Task brief —
Look for the string "novel" in every line, and copy each line that has it.

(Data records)
+ + +
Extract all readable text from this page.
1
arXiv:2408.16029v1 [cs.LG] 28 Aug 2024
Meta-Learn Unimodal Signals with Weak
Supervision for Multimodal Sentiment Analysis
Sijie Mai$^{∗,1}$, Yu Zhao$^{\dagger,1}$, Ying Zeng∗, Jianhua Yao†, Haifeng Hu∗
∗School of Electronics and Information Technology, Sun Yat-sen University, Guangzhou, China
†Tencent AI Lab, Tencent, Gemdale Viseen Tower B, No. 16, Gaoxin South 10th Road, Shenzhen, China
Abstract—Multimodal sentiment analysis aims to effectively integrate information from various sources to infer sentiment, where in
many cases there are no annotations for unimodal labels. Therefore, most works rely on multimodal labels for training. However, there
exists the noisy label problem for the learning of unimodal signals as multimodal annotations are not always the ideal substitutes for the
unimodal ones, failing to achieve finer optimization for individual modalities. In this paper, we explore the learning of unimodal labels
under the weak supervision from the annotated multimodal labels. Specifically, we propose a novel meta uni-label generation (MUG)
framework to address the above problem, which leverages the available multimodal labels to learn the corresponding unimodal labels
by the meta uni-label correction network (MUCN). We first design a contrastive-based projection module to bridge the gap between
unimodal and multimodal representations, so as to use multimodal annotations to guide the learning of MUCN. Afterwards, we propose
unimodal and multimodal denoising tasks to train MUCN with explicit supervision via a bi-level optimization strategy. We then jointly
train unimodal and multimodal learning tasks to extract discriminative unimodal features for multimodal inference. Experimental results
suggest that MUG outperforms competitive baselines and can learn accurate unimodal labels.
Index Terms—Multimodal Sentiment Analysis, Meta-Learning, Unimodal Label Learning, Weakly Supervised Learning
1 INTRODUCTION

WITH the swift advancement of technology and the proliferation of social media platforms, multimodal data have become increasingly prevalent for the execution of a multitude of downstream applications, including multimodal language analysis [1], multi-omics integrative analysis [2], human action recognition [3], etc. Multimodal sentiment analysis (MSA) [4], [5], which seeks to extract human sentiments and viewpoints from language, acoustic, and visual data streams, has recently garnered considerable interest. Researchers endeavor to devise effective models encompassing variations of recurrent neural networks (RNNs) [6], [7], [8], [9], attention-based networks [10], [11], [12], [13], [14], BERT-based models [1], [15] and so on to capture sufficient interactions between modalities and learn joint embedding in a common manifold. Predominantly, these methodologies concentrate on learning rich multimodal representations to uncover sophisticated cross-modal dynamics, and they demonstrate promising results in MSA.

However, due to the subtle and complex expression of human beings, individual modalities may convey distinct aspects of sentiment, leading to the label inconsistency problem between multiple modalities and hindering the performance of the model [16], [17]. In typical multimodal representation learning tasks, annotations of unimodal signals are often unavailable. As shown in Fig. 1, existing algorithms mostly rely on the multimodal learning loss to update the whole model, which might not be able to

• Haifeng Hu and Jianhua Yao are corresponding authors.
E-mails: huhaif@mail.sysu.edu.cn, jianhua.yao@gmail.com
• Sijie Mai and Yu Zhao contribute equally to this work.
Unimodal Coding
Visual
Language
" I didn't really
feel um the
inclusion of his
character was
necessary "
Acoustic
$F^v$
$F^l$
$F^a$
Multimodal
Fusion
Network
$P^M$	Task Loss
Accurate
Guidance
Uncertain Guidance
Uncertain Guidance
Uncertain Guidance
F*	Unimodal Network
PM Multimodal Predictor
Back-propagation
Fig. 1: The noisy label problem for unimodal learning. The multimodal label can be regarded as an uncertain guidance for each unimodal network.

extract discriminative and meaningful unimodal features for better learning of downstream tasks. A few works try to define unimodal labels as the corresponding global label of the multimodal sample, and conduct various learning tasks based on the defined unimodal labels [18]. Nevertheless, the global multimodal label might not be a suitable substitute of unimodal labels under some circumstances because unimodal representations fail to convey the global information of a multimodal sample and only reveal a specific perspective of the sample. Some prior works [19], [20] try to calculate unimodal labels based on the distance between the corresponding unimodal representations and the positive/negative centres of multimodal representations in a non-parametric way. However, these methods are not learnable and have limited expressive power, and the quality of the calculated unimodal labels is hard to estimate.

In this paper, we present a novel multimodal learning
+ + +
Complete answer —
under the weak supervision from the annotated multimodal labels. Specifically, we propose a novel meta uni-label generation (MUG)
In this paper, we present a novel multimodal learning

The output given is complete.